### RECORDS FOR PROCESSING
[START]
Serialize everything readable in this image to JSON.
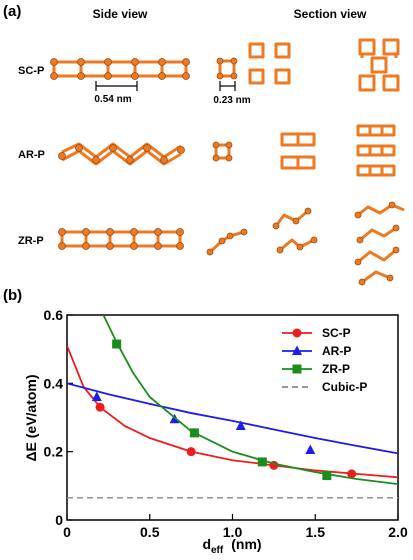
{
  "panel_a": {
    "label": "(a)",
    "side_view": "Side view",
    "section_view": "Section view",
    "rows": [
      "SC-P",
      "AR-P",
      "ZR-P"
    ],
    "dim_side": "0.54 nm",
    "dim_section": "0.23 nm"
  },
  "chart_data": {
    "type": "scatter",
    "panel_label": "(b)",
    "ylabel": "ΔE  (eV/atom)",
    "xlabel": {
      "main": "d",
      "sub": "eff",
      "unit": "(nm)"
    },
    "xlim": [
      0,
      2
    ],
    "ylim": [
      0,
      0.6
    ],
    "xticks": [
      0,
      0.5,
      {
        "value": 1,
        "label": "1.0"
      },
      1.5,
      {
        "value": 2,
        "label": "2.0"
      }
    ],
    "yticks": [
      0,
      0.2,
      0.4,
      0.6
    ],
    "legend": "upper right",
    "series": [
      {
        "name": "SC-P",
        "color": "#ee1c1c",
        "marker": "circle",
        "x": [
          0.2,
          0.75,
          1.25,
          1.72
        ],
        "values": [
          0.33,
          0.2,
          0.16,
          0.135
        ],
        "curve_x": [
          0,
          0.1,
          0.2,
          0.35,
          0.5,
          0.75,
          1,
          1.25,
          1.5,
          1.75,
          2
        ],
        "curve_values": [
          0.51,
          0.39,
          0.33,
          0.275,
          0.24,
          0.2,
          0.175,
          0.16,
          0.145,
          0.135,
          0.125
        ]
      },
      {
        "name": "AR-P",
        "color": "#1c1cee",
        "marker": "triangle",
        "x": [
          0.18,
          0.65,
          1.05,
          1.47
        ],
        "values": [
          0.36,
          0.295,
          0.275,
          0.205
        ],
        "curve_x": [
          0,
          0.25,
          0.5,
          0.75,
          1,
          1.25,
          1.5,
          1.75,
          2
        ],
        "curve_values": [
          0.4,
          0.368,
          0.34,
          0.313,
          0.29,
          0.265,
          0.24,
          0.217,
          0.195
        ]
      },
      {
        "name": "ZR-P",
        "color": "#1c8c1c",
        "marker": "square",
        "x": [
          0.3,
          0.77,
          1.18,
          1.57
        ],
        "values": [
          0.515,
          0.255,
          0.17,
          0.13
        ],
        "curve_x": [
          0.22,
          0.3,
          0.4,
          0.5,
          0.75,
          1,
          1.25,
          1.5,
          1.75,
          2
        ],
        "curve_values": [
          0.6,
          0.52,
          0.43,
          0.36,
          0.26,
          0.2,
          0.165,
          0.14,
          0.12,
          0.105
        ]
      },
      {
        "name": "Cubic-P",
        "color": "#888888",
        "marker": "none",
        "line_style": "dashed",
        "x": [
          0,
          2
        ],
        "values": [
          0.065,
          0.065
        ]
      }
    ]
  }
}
[END]
[START]
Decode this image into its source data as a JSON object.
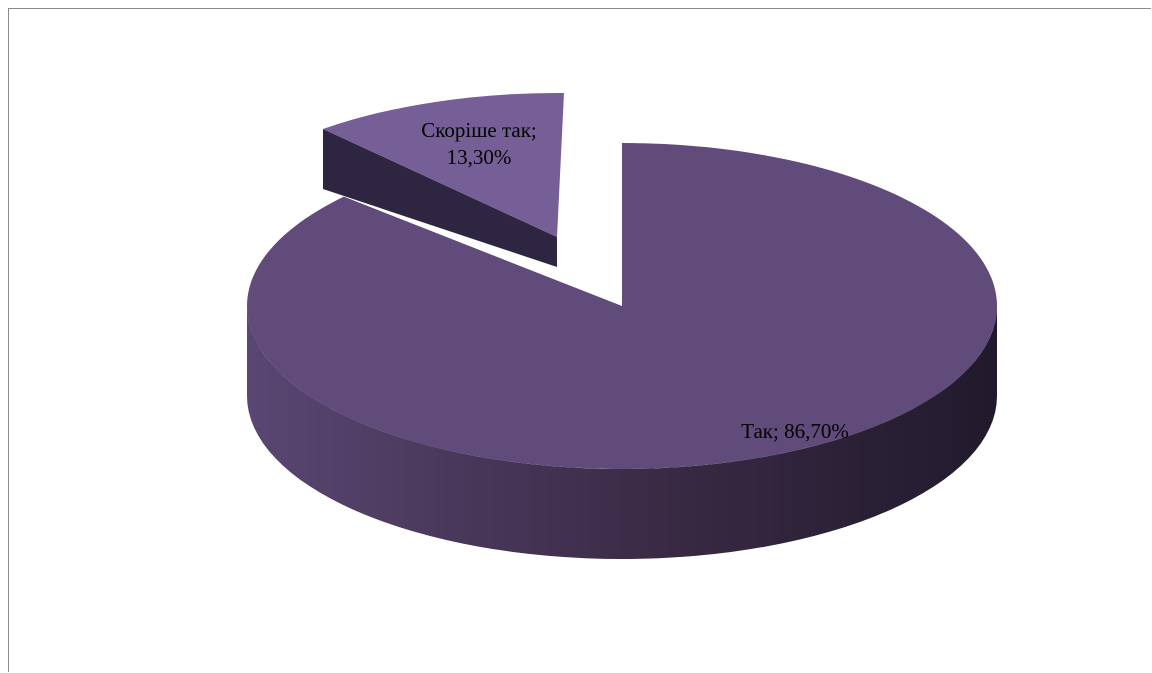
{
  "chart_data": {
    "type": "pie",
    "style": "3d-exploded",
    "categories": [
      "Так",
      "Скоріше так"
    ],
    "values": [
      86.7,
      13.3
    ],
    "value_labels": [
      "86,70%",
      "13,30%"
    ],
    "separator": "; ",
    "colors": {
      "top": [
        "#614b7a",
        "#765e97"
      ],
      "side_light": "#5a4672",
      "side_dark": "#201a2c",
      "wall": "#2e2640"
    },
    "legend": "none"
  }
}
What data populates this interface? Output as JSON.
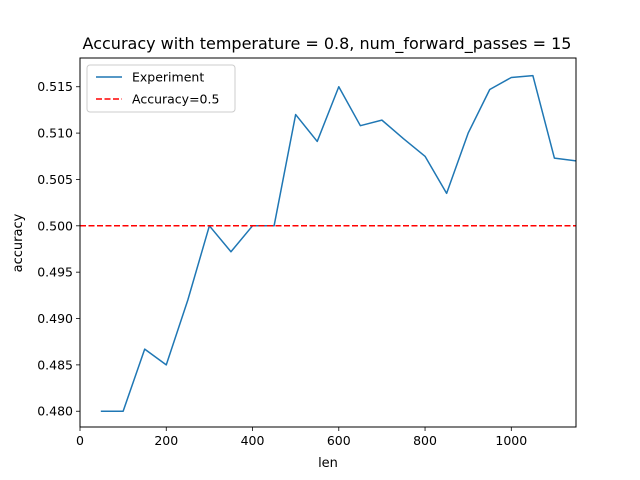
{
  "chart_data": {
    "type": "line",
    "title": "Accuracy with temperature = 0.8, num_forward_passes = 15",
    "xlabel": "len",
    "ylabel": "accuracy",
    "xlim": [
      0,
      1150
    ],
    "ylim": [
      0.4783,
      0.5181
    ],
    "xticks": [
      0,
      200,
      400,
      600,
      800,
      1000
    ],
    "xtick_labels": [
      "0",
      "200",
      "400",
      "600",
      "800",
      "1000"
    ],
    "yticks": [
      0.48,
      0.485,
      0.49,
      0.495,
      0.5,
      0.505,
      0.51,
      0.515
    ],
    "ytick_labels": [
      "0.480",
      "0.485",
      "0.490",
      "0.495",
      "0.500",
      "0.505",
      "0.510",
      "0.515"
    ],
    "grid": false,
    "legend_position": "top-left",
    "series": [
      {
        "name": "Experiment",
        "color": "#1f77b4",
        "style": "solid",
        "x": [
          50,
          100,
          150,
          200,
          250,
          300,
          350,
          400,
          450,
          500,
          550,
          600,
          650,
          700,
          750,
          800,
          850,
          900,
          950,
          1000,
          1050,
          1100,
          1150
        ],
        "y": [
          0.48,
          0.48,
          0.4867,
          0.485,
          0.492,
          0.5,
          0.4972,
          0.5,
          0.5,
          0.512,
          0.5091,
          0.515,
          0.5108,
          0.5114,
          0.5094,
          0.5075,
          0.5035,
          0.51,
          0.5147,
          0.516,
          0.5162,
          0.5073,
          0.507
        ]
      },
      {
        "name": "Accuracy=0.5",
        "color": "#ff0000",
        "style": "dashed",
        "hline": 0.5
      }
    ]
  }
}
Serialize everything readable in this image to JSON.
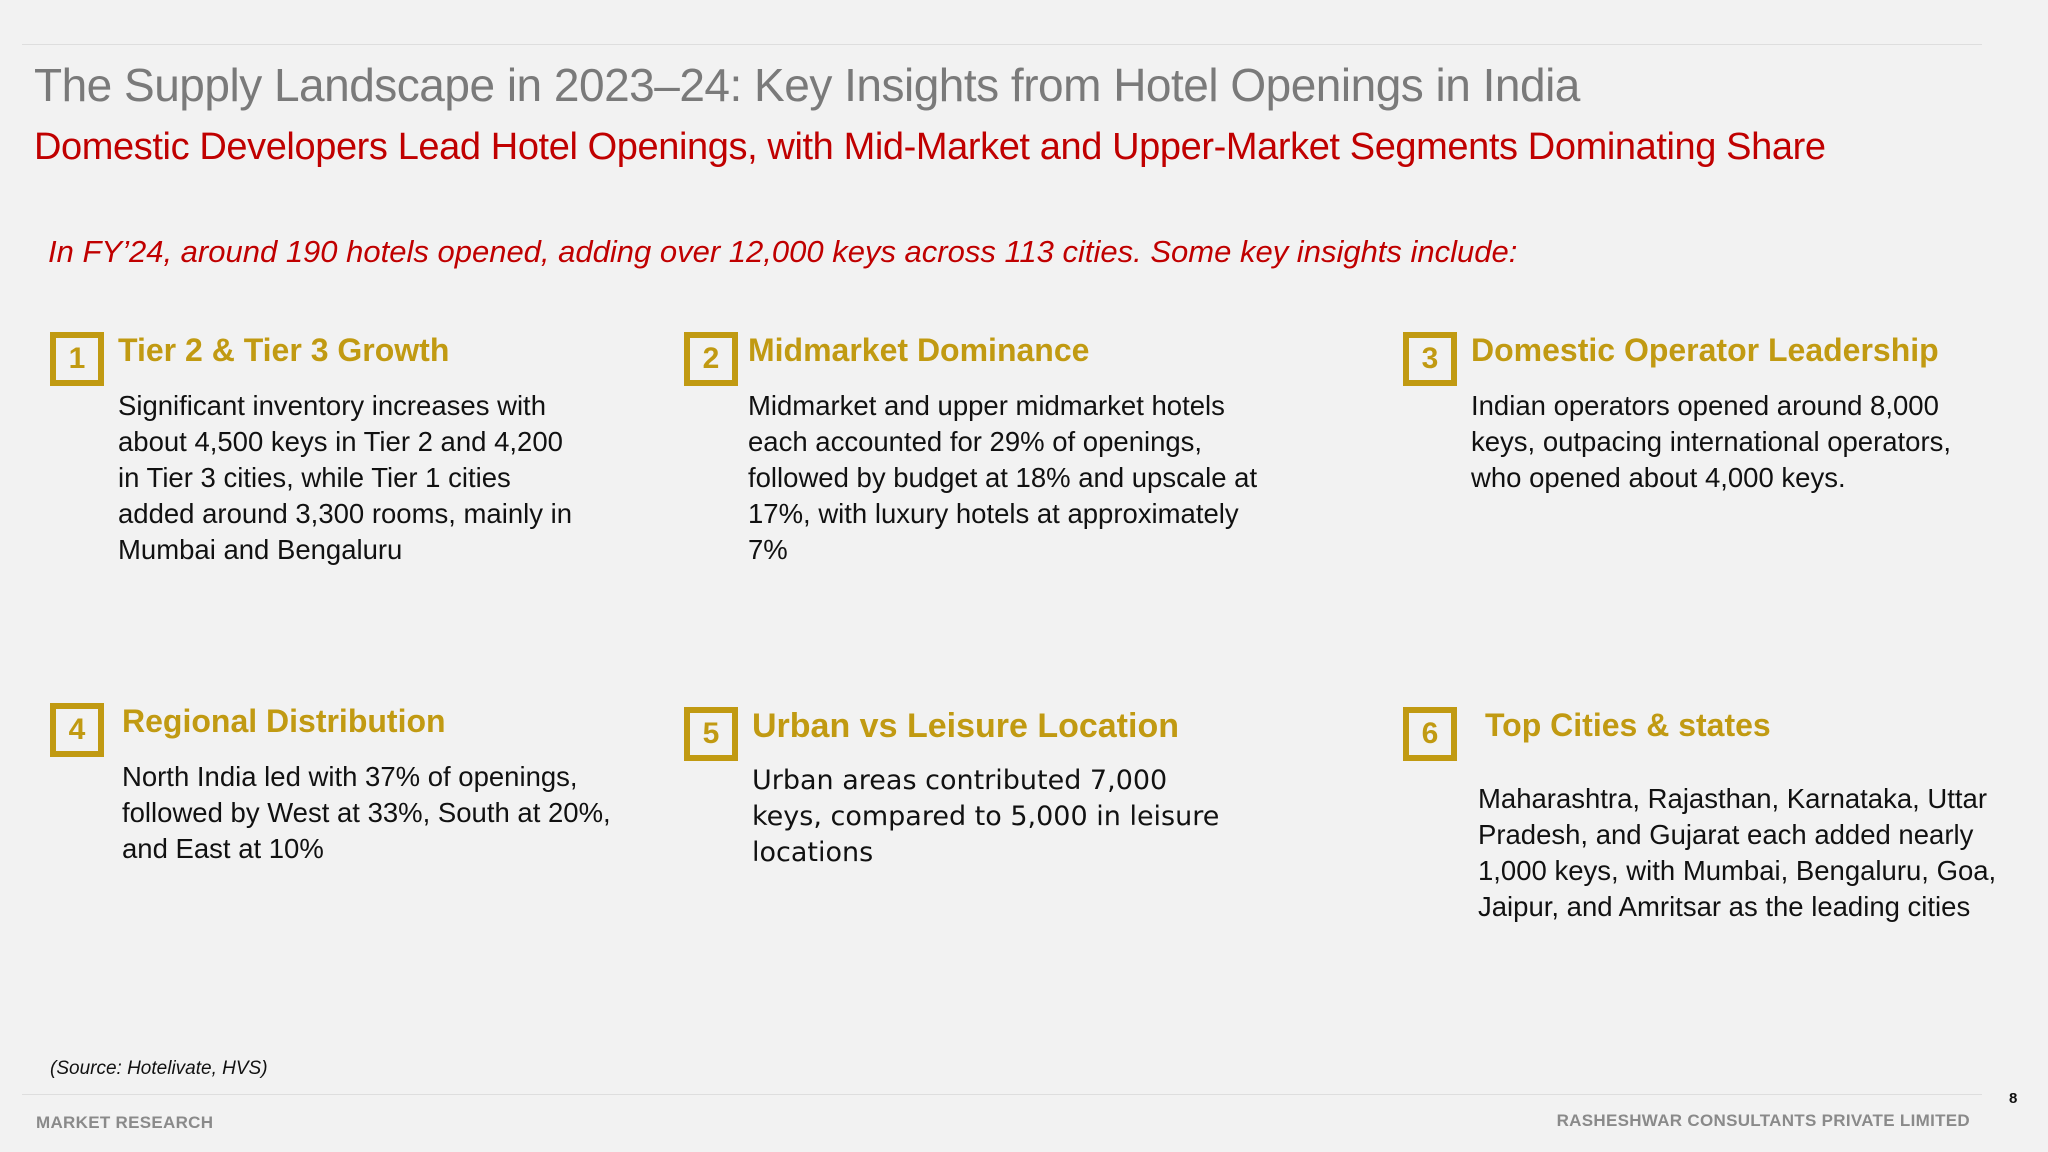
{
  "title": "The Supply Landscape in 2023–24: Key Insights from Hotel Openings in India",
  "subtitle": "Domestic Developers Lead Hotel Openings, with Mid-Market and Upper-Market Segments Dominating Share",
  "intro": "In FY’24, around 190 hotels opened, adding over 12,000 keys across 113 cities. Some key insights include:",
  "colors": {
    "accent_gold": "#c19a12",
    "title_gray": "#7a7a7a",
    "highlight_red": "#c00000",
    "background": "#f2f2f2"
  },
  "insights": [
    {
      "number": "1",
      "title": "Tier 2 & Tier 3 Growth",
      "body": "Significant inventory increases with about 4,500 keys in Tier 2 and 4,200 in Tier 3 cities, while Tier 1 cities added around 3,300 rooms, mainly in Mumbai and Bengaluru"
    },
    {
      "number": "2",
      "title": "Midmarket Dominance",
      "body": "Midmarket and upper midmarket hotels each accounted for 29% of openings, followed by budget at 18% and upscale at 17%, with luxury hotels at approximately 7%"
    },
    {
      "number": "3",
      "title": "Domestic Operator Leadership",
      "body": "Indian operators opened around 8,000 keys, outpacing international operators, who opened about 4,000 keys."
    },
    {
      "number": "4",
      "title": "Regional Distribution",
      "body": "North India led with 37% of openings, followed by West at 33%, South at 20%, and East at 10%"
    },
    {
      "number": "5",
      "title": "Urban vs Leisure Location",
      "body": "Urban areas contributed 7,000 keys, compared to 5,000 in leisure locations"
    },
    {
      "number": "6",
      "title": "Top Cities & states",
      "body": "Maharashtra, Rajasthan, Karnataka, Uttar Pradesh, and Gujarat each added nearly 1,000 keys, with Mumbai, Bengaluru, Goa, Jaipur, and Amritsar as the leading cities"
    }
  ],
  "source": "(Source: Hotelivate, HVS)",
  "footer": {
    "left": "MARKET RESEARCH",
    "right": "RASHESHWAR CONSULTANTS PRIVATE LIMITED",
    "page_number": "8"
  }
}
[END]
### OBJECTIVE
Locate the word "source" in the data above. Copy every line carrying it.

### EXERCISE SOLUTION
Decode this image into its source data as a JSON object.
  "source": "(Source: Hotelivate, HVS)",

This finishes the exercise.